Every record must be repeated exactly, with no omission.

Collected data entries
BEGIN
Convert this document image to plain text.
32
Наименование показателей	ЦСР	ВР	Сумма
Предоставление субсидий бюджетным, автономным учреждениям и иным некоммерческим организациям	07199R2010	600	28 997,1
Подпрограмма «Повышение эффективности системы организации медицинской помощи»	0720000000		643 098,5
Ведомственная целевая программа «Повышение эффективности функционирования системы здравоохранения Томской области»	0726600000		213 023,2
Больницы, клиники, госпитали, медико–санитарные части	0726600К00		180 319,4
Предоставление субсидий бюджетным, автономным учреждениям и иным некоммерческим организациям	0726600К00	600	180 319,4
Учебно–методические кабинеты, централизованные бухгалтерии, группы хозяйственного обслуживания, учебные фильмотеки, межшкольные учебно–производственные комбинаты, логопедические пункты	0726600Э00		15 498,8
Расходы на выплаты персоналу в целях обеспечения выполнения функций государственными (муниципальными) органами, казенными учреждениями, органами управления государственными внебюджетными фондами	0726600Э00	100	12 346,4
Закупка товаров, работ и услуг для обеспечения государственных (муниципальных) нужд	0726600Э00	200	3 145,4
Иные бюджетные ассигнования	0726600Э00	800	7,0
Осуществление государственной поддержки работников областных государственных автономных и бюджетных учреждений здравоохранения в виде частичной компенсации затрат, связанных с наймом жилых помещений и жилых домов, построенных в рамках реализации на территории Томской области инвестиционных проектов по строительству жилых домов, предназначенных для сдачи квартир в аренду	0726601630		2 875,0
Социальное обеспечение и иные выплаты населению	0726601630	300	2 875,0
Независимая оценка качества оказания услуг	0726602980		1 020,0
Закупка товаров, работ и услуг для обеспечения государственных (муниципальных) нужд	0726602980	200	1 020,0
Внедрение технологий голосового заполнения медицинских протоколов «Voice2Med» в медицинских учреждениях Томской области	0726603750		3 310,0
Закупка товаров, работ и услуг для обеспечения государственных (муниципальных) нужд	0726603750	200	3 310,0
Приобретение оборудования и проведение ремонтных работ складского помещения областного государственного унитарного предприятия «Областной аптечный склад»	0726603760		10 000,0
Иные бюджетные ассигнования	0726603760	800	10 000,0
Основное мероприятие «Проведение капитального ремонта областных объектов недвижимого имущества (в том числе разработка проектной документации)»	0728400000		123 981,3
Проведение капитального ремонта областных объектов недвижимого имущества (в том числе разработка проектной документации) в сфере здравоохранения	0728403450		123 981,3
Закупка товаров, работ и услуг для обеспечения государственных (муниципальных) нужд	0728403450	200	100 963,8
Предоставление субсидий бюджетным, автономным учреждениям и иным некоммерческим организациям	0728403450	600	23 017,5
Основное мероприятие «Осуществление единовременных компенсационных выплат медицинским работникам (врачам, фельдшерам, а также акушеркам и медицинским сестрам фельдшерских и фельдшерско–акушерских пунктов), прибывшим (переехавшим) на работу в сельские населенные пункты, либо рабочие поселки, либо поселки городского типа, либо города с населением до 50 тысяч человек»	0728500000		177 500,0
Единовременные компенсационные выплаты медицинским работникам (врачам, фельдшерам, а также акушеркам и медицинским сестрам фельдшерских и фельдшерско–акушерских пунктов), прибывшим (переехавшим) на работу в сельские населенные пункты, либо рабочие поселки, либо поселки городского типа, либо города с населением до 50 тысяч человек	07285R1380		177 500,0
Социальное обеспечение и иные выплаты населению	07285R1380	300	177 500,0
END
TASK RESULT:
Convert this document image to plain text.
32
Наименование показателей	ЦСР	ВР	Сумма
Предоставление субсидий бюджетным, автономным учреждениям и иным некоммерческим организациям	07199R2010	600	28 997,1
Подпрограмма «Повышение эффективности системы организации медицинской помощи»	0720000000		643 098,5
Ведомственная целевая программа «Повышение эффективности функционирования системы здравоохранения Томской области»	0726600000		213 023,2
Больницы, клиники, госпитали, медико–санитарные части	0726600К00		180 319,4
Предоставление субсидий бюджетным, автономным учреждениям и иным некоммерческим организациям	0726600К00	600	180 319,4
Учебно–методические кабинеты, централизованные бухгалтерии, группы хозяйственного обслуживания, учебные фильмотеки, межшкольные учебно–производственные комбинаты, логопедические пункты	0726600Э00		15 498,8
Расходы на выплаты персоналу в целях обеспечения выполнения функций государственными (муниципальными) органами, казенными учреждениями, органами управления государственными внебюджетными фондами	0726600Э00	100	12 346,4
Закупка товаров, работ и услуг для обеспечения государственных (муниципальных) нужд	0726600Э00	200	3 145,4
Иные бюджетные ассигнования	0726600Э00	800	7,0
Осуществление государственной поддержки работников областных государственных автономных и бюджетных учреждений здравоохранения в виде частичной компенсации затрат, связанных с наймом жилых помещений и жилых домов, построенных в рамках реализации на территории Томской области инвестиционных проектов по строительству жилых домов, предназначенных для сдачи квартир в аренду	0726601630		2 875,0
Социальное обеспечение и иные выплаты населению	0726601630	300	2 875,0
Независимая оценка качества оказания услуг	0726602980		1 020,0
Закупка товаров, работ и услуг для обеспечения государственных (муниципальных) нужд	0726602980	200	1 020,0
Внедрение технологий голосового заполнения медицинских протоколов «Voice2Med» в медицинских учреждениях Томской области	0726603750		3 310,0
Закупка товаров, работ и услуг для обеспечения государственных (муниципальных) нужд	0726603750	200	3 310,0
Приобретение оборудования и проведение ремонтных работ складского помещения областного государственного унитарного предприятия «Областной аптечный склад»	0726603760		10 000,0
Иные бюджетные ассигнования	0726603760	800	10 000,0
Основное мероприятие «Проведение капитального ремонта областных объектов недвижимого имущества (в том числе разработка проектной документации)»	0728400000		123 981,3
Проведение капитального ремонта областных объектов недвижимого имущества (в том числе разработка проектной документации) в сфере здравоохранения	0728403450		123 981,3
Закупка товаров, работ и услуг для обеспечения государственных (муниципальных) нужд	0728403450	200	100 963,8
Предоставление субсидий бюджетным, автономным учреждениям и иным некоммерческим организациям	0728403450	600	23 017,5
Основное мероприятие «Осуществление единовременных компенсационных выплат медицинским работникам (врачам, фельдшерам, а также акушеркам и медицинским сестрам фельдшерских и фельдшерско–акушерских пунктов), прибывшим (переехавшим) на работу в сельские населенные пункты, либо рабочие поселки, либо поселки городского типа, либо города с населением до 50 тысяч человек»	0728500000		177 500,0
Единовременные компенсационные выплаты медицинским работникам (врачам, фельдшерам, а также акушеркам и медицинским сестрам фельдшерских и фельдшерско–акушерских пунктов), прибывшим (переехавшим) на работу в сельские населенные пункты, либо рабочие поселки, либо поселки городского типа, либо города с населением до 50 тысяч человек	07285R1380		177 500,0
Социальное обеспечение и иные выплаты населению	07285R1380	300	177 500,0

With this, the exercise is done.